Compile every line that includes the word "farmer".

### [Entries]
# # # #
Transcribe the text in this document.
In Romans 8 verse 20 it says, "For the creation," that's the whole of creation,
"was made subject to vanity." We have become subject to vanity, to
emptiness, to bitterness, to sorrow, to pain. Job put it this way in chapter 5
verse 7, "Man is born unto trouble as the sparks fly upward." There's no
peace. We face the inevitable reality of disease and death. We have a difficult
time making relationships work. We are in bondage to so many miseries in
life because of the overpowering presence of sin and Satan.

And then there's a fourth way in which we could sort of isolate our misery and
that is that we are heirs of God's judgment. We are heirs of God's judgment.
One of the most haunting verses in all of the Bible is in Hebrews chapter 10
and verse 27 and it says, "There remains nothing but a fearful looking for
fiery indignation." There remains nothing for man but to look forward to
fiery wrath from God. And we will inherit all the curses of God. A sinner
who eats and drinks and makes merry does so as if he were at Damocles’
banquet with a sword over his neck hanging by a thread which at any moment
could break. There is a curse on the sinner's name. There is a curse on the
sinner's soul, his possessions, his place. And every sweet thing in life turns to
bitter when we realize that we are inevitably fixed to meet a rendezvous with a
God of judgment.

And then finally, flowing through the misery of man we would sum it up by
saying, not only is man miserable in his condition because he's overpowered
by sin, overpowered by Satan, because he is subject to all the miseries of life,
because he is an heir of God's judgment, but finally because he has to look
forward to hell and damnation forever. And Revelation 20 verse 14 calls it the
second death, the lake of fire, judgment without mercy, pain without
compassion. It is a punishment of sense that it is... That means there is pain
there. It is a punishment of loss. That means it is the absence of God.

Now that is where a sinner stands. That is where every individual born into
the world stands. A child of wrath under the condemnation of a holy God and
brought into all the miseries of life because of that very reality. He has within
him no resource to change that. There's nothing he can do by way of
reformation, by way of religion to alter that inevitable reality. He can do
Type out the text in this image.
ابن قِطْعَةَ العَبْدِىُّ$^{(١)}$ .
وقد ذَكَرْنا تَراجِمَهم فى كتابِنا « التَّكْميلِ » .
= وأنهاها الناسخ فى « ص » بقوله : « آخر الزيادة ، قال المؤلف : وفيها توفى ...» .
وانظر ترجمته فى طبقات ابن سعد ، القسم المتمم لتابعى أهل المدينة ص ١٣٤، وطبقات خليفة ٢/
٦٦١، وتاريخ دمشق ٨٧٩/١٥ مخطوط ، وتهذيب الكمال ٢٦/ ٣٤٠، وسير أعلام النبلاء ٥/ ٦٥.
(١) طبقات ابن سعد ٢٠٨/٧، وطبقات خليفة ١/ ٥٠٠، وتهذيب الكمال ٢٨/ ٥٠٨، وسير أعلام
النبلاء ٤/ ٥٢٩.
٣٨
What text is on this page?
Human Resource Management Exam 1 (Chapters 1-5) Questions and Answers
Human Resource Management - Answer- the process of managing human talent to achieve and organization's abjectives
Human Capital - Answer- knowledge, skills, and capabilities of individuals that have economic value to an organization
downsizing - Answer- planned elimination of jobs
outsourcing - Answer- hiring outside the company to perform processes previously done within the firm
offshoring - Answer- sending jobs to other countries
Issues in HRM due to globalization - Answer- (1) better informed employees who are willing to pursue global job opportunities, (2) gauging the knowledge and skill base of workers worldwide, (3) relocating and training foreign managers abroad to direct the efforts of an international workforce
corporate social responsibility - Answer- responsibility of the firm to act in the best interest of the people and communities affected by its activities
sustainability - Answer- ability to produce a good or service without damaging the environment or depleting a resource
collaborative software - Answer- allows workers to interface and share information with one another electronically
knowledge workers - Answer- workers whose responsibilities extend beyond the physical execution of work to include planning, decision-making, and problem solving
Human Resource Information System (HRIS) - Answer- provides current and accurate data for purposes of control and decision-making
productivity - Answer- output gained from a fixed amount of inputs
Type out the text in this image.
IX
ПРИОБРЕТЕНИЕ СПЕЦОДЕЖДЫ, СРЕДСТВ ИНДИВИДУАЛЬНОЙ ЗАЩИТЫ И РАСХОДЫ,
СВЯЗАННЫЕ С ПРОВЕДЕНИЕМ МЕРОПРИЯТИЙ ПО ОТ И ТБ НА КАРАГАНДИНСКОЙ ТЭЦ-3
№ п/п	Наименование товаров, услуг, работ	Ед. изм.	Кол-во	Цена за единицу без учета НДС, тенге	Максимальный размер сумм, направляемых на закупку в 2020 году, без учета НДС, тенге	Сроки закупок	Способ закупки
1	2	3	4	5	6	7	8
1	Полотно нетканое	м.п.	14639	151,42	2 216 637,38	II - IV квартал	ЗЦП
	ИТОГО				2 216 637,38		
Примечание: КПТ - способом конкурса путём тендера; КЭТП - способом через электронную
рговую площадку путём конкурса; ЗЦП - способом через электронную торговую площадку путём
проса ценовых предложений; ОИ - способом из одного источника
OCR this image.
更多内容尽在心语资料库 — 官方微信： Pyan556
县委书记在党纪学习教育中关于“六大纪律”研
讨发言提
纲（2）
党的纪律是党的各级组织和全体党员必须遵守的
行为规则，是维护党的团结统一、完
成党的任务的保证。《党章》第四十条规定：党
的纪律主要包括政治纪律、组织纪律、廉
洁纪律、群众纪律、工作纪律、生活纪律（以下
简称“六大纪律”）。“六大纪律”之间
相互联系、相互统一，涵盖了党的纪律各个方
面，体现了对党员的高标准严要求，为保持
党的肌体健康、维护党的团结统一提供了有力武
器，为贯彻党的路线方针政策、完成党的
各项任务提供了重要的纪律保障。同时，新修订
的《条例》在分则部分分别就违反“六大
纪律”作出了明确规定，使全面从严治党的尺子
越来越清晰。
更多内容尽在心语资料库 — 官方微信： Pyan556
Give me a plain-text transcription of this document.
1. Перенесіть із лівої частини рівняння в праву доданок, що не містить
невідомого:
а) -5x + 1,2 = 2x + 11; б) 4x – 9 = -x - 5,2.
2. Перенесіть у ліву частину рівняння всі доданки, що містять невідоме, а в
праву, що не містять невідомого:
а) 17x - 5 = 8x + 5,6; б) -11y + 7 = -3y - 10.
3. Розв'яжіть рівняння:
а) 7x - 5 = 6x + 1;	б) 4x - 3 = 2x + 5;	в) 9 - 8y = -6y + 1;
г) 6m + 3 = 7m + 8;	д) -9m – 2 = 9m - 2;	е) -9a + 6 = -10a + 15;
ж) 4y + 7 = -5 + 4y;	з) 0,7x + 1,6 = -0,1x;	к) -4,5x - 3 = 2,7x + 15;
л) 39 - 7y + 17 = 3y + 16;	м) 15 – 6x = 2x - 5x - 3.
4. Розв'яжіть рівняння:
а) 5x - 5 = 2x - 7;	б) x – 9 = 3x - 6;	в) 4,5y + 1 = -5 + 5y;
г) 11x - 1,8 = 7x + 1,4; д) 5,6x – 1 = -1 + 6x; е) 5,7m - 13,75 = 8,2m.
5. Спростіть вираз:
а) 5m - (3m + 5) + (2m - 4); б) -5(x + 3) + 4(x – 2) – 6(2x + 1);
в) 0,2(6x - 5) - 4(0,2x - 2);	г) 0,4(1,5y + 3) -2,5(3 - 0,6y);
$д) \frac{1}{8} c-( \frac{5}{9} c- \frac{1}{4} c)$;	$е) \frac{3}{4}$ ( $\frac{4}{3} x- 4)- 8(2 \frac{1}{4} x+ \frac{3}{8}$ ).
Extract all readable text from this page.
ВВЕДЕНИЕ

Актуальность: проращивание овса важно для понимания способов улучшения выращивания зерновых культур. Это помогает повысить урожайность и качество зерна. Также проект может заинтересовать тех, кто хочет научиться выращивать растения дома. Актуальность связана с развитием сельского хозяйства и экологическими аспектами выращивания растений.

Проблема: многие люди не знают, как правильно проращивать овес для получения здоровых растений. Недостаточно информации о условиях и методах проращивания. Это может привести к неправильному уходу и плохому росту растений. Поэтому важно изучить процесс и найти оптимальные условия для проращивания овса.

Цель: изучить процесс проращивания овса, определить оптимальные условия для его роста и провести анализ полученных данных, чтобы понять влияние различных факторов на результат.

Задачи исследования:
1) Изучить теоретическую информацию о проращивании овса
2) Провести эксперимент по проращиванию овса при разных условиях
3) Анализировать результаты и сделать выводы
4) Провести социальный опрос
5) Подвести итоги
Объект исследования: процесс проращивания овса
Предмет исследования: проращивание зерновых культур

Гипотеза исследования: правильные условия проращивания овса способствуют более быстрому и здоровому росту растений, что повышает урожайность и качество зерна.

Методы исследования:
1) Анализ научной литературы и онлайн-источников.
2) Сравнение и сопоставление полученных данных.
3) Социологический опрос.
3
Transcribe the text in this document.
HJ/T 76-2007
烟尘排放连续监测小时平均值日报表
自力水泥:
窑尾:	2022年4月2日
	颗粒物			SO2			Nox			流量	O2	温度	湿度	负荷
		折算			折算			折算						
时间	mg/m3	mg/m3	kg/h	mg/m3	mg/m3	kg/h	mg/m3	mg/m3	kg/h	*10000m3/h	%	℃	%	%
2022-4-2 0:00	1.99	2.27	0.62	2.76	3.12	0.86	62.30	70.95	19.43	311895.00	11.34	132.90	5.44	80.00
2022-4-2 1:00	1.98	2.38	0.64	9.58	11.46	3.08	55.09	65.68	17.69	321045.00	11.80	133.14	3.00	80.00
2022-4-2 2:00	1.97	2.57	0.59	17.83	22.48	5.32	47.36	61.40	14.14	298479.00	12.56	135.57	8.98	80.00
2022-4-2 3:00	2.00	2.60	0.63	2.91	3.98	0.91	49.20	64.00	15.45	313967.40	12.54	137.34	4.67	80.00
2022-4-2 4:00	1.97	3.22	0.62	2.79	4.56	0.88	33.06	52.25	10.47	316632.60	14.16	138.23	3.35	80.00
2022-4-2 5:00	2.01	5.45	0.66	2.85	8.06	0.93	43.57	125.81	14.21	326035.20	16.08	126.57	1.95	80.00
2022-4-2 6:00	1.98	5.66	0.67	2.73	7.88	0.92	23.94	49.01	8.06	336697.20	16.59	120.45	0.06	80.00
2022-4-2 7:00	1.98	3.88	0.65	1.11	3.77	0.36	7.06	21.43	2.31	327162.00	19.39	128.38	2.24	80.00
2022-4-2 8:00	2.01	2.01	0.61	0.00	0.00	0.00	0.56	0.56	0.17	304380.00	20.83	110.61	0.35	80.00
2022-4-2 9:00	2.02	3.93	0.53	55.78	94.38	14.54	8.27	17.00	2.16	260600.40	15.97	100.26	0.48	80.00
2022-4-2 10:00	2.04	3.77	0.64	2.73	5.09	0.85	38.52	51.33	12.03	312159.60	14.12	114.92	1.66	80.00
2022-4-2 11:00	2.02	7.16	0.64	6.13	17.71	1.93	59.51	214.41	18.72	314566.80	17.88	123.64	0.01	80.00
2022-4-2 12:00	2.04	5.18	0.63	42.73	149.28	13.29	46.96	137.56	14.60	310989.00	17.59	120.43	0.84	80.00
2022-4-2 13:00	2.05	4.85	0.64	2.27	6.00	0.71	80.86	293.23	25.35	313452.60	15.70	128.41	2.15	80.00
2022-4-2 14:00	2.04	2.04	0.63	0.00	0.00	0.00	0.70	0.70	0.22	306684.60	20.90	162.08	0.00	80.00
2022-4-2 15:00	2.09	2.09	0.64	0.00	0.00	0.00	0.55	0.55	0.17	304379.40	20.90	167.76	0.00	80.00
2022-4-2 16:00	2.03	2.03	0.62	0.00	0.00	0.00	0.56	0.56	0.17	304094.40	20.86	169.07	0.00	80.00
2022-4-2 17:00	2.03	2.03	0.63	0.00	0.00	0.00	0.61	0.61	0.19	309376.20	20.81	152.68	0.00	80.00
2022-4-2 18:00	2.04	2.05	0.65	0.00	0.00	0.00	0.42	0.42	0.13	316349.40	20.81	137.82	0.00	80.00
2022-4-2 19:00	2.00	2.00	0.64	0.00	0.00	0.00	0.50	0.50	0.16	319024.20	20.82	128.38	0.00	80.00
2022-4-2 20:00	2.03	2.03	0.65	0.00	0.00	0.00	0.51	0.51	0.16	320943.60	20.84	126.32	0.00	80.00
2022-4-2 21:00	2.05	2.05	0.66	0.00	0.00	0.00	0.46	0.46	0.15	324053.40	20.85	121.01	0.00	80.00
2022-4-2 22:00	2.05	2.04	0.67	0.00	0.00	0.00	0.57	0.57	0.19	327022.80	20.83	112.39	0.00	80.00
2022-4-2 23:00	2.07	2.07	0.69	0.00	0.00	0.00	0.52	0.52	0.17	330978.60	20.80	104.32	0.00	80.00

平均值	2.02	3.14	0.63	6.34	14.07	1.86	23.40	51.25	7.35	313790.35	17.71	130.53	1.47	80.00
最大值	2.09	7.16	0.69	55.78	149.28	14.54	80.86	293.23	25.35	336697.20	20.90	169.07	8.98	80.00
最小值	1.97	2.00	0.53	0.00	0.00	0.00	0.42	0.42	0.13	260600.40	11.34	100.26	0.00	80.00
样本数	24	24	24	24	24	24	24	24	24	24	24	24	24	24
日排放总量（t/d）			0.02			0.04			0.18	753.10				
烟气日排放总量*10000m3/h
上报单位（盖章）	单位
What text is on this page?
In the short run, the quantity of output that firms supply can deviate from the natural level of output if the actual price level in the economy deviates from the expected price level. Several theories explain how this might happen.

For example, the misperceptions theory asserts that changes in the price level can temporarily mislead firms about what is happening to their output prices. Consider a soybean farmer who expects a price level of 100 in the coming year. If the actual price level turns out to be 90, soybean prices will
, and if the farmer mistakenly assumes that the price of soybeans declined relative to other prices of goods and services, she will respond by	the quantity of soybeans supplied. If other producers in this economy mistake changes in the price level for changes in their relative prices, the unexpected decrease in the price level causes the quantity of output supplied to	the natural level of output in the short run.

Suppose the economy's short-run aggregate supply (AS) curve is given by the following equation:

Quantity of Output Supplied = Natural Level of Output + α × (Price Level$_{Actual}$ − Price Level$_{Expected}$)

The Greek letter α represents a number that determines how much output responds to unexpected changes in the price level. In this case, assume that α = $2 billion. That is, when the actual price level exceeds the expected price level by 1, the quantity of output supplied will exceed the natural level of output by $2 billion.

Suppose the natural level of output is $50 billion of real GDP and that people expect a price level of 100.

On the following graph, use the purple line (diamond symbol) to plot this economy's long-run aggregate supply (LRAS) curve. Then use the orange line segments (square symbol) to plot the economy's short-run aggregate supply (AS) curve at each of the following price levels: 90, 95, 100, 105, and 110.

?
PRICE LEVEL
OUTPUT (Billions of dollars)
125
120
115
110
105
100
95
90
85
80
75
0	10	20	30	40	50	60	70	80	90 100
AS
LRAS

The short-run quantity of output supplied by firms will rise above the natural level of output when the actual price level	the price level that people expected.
# # # #
### [Answer for this exercise]
For example, the misperceptions theory asserts that changes in the price level can temporarily mislead firms about what is happening to their output prices. Consider a soybean farmer who expects a price level of 100 in the coming year. If the actual price level turns out to be 90, soybean prices will
, and if the farmer mistakenly assumes that the price of soybeans declined relative to other prices of goods and services, she will respond by	the quantity of soybeans supplied. If other producers in this economy mistake changes in the price level for changes in their relative prices, the unexpected decrease in the price level causes the quantity of output supplied to	the natural level of output in the short run.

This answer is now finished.